WHAT IS ASKED
Reproduce each line from the records that holds "label".

DATA
## START

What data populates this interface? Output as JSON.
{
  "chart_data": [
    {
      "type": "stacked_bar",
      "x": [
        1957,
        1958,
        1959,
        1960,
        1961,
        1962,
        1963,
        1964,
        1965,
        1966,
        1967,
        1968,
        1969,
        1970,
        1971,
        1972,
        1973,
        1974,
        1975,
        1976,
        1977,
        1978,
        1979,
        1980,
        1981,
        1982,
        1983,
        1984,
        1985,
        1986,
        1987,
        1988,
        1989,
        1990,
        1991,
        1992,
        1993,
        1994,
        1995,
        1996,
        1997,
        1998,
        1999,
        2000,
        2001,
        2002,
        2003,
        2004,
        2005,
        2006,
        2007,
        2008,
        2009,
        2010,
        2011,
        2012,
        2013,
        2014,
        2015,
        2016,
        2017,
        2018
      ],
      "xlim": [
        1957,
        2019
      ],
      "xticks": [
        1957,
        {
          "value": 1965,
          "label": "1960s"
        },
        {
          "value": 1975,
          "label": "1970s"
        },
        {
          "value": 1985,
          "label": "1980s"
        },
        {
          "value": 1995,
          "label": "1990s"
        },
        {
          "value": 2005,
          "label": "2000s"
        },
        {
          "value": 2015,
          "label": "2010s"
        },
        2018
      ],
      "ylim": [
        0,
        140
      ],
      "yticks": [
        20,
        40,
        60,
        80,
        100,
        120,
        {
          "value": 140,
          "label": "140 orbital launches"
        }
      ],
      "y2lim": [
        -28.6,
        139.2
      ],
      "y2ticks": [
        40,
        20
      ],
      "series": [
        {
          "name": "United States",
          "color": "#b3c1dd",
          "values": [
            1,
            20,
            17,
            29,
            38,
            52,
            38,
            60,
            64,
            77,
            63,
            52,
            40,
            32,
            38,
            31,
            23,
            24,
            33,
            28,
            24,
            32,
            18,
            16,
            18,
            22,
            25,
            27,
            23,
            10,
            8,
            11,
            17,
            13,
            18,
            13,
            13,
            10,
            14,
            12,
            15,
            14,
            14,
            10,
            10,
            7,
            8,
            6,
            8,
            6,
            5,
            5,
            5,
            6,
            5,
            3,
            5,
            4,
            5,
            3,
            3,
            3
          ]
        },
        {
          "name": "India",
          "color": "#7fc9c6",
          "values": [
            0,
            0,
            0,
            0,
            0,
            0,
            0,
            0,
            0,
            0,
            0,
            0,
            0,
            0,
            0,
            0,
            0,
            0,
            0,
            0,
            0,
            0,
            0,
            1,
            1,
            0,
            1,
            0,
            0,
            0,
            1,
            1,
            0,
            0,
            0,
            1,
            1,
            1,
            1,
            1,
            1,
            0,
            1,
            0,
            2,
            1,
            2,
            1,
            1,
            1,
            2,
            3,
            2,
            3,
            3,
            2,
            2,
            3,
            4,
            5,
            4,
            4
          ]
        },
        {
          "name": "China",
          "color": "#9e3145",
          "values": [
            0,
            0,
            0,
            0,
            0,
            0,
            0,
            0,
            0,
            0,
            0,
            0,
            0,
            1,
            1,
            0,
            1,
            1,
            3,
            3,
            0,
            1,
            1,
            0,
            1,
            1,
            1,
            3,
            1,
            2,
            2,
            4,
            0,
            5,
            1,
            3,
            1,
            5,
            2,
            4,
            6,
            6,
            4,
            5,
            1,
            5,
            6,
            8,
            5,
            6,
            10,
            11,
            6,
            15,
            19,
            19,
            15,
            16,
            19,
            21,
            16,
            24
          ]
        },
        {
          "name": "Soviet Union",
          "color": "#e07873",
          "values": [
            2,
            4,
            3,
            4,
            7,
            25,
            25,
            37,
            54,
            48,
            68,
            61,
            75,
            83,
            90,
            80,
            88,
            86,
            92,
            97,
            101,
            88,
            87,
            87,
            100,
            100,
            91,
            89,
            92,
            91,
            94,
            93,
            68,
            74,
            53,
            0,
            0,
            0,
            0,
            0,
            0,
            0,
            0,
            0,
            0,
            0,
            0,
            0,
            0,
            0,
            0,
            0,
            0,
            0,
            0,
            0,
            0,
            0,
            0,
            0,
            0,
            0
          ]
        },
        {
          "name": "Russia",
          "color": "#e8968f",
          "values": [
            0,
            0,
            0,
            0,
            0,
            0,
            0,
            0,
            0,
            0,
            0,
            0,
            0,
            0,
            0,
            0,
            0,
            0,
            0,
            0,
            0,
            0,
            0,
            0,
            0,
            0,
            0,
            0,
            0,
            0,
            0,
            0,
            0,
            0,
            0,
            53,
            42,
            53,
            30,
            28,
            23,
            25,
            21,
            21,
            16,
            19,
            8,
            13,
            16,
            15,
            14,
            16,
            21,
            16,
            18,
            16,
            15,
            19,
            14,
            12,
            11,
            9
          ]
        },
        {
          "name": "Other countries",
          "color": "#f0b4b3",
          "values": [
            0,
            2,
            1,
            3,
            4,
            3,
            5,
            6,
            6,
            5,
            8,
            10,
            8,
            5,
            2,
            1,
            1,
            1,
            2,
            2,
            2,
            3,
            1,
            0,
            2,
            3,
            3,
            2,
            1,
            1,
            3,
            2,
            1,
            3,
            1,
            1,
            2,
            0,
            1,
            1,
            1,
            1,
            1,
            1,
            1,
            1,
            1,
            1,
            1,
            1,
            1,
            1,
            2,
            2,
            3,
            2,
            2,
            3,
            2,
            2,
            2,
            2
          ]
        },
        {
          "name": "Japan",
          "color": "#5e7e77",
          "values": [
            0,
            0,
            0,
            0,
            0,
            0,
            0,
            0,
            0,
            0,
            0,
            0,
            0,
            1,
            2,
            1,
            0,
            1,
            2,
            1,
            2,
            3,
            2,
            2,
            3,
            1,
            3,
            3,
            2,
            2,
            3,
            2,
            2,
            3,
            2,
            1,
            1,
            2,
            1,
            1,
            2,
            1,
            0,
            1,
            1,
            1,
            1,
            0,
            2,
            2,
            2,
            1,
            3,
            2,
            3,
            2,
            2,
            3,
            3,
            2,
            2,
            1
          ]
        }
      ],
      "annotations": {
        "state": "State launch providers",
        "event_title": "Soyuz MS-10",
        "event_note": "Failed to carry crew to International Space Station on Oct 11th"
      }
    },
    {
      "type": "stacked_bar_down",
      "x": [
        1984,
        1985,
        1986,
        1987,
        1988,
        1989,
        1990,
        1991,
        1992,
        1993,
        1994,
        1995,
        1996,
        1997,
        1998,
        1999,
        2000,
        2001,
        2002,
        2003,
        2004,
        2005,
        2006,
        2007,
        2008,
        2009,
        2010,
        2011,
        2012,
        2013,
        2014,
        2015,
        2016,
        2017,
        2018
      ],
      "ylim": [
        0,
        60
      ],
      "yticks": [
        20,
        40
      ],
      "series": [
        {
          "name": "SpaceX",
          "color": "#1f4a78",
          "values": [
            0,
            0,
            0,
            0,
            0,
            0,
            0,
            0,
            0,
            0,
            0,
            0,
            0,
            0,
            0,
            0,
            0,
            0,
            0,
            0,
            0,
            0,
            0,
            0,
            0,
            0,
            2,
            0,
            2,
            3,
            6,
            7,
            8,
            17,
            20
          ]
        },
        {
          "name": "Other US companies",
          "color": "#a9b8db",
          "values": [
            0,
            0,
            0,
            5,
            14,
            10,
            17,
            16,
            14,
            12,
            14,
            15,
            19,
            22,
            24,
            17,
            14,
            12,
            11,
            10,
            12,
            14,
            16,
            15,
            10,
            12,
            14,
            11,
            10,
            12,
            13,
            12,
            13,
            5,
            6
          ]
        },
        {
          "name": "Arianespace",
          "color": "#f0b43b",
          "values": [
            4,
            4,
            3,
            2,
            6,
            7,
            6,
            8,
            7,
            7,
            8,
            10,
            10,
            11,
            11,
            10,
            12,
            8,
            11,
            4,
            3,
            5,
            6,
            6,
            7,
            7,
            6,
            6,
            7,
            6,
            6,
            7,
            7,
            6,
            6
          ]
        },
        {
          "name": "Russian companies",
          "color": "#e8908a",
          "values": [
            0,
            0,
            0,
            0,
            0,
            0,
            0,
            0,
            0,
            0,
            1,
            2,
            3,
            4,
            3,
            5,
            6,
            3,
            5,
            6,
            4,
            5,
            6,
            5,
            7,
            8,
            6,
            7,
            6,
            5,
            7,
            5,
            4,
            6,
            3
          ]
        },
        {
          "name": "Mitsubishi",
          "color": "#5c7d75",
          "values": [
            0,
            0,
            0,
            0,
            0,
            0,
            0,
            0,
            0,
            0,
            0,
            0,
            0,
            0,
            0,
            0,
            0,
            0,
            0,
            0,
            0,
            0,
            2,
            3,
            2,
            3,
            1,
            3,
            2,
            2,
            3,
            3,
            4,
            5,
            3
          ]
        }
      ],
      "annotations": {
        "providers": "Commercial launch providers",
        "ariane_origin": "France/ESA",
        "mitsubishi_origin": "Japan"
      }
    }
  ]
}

## END

REPLY TO THE TASK
          "label": "1960s"
          "label": "1970s"
          "label": "1980s"
          "label": "1990s"
          "label": "2000s"
          "label": "2010s"
          "label": "140 orbital launches"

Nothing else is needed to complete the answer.